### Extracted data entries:
[Start]
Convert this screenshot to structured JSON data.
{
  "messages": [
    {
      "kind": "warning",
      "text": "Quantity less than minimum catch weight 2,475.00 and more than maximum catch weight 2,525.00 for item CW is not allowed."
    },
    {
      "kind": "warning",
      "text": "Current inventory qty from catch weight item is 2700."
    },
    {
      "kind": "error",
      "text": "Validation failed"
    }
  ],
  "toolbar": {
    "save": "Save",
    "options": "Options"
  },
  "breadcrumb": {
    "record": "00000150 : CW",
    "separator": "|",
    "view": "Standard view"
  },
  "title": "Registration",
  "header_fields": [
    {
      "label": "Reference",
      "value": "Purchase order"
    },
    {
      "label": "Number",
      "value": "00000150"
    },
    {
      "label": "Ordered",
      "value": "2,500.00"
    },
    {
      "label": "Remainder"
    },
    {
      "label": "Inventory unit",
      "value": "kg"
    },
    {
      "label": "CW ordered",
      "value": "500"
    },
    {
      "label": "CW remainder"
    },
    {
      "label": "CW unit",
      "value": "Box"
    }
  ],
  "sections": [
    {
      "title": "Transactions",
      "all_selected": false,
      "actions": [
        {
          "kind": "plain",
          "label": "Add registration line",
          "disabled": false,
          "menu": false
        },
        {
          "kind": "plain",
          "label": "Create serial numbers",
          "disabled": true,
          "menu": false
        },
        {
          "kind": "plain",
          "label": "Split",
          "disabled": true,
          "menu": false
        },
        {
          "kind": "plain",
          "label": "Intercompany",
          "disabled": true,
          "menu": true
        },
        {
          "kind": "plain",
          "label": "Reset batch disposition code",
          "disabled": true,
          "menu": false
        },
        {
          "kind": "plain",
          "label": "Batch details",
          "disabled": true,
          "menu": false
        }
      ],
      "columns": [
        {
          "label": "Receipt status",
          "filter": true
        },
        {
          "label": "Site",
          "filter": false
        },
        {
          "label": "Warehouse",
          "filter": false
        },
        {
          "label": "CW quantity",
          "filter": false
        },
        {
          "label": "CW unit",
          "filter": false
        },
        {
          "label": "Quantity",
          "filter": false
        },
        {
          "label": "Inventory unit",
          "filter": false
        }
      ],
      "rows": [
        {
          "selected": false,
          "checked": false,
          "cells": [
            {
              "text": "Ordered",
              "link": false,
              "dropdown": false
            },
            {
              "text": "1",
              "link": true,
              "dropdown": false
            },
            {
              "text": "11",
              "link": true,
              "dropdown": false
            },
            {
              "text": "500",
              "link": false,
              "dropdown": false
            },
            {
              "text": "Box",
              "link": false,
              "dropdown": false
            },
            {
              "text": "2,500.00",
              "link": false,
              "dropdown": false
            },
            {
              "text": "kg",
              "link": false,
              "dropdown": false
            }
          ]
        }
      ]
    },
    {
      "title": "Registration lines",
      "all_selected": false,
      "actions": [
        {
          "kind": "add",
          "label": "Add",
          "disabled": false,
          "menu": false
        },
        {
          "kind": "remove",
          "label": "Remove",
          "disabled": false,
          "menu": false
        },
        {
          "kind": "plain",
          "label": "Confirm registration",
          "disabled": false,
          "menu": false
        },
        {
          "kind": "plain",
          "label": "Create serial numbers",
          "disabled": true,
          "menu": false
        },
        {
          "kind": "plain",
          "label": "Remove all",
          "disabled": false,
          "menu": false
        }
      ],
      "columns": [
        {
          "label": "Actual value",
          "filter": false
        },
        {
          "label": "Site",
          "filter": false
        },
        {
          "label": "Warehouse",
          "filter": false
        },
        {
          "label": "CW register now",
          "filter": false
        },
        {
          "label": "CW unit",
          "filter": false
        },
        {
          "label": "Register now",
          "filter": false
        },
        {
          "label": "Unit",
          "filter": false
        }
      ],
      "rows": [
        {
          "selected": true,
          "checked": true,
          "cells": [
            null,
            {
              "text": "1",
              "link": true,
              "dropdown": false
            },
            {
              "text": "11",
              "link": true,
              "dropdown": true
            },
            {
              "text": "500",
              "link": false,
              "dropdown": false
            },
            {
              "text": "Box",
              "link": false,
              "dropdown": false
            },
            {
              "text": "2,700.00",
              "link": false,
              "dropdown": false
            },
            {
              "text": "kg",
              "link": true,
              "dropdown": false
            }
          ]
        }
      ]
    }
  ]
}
[End]
### WHAT THE EXERCISE ASKS:
The lines above should be duplicated exactly.

### ANSWER IN FULL:
Convert this screenshot to structured JSON data.
{
  "messages": [
    {
      "kind": "warning",
      "text": "Quantity less than minimum catch weight 2,475.00 and more than maximum catch weight 2,525.00 for item CW is not allowed."
    },
    {
      "kind": "warning",
      "text": "Current inventory qty from catch weight item is 2700."
    },
    {
      "kind": "error",
      "text": "Validation failed"
    }
  ],
  "toolbar": {
    "save": "Save",
    "options": "Options"
  },
  "breadcrumb": {
    "record": "00000150 : CW",
    "separator": "|",
    "view": "Standard view"
  },
  "title": "Registration",
  "header_fields": [
    {
      "label": "Reference",
      "value": "Purchase order"
    },
    {
      "label": "Number",
      "value": "00000150"
    },
    {
      "label": "Ordered",
      "value": "2,500.00"
    },
    {
      "label": "Remainder"
    },
    {
      "label": "Inventory unit",
      "value": "kg"
    },
    {
      "label": "CW ordered",
      "value": "500"
    },
    {
      "label": "CW remainder"
    },
    {
      "label": "CW unit",
      "value": "Box"
    }
  ],
  "sections": [
    {
      "title": "Transactions",
      "all_selected": false,
      "actions": [
        {
          "kind": "plain",
          "label": "Add registration line",
          "disabled": false,
          "menu": false
        },
        {
          "kind": "plain",
          "label": "Create serial numbers",
          "disabled": true,
          "menu": false
        },
        {
          "kind": "plain",
          "label": "Split",
          "disabled": true,
          "menu": false
        },
        {
          "kind": "plain",
          "label": "Intercompany",
          "disabled": true,
          "menu": true
        },
        {
          "kind": "plain",
          "label": "Reset batch disposition code",
          "disabled": true,
          "menu": false
        },
        {
          "kind": "plain",
          "label": "Batch details",
          "disabled": true,
          "menu": false
        }
      ],
      "columns": [
        {
          "label": "Receipt status",
          "filter": true
        },
        {
          "label": "Site",
          "filter": false
        },
        {
          "label": "Warehouse",
          "filter": false
        },
        {
          "label": "CW quantity",
          "filter": false
        },
        {
          "label": "CW unit",
          "filter": false
        },
        {
          "label": "Quantity",
          "filter": false
        },
        {
          "label": "Inventory unit",
          "filter": false
        }
      ],
      "rows": [
        {
          "selected": false,
          "checked": false,
          "cells": [
            {
              "text": "Ordered",
              "link": false,
              "dropdown": false
            },
            {
              "text": "1",
              "link": true,
              "dropdown": false
            },
            {
              "text": "11",
              "link": true,
              "dropdown": false
            },
            {
              "text": "500",
              "link": false,
              "dropdown": false
            },
            {
              "text": "Box",
              "link": false,
              "dropdown": false
            },
            {
              "text": "2,500.00",
              "link": false,
              "dropdown": false
            },
            {
              "text": "kg",
              "link": false,
              "dropdown": false
            }
          ]
        }
      ]
    },
    {
      "title": "Registration lines",
      "all_selected": false,
      "actions": [
        {
          "kind": "add",
          "label": "Add",
          "disabled": false,
          "menu": false
        },
        {
          "kind": "remove",
          "label": "Remove",
          "disabled": false,
          "menu": false
        },
        {
          "kind": "plain",
          "label": "Confirm registration",
          "disabled": false,
          "menu": false
        },
        {
          "kind": "plain",
          "label": "Create serial numbers",
          "disabled": true,
          "menu": false
        },
        {
          "kind": "plain",
          "label": "Remove all",
          "disabled": false,
          "menu": false
        }
      ],
      "columns": [
        {
          "label": "Actual value",
          "filter": false
        },
        {
          "label": "Site",
          "filter": false
        },
        {
          "label": "Warehouse",
          "filter": false
        },
        {
          "label": "CW register now",
          "filter": false
        },
        {
          "label": "CW unit",
          "filter": false
        },
        {
          "label": "Register now",
          "filter": false
        },
        {
          "label": "Unit",
          "filter": false
        }
      ],
      "rows": [
        {
          "selected": true,
          "checked": true,
          "cells": [
            null,
            {
              "text": "1",
              "link": true,
              "dropdown": false
            },
            {
              "text": "11",
              "link": true,
              "dropdown": true
            },
            {
              "text": "500",
              "link": false,
              "dropdown": false
            },
            {
              "text": "Box",
              "link": false,
              "dropdown": false
            },
            {
              "text": "2,700.00",
              "link": false,
              "dropdown": false
            },
            {
              "text": "kg",
              "link": true,
              "dropdown": false
            }
          ]
        }
      ]
    }
  ]
}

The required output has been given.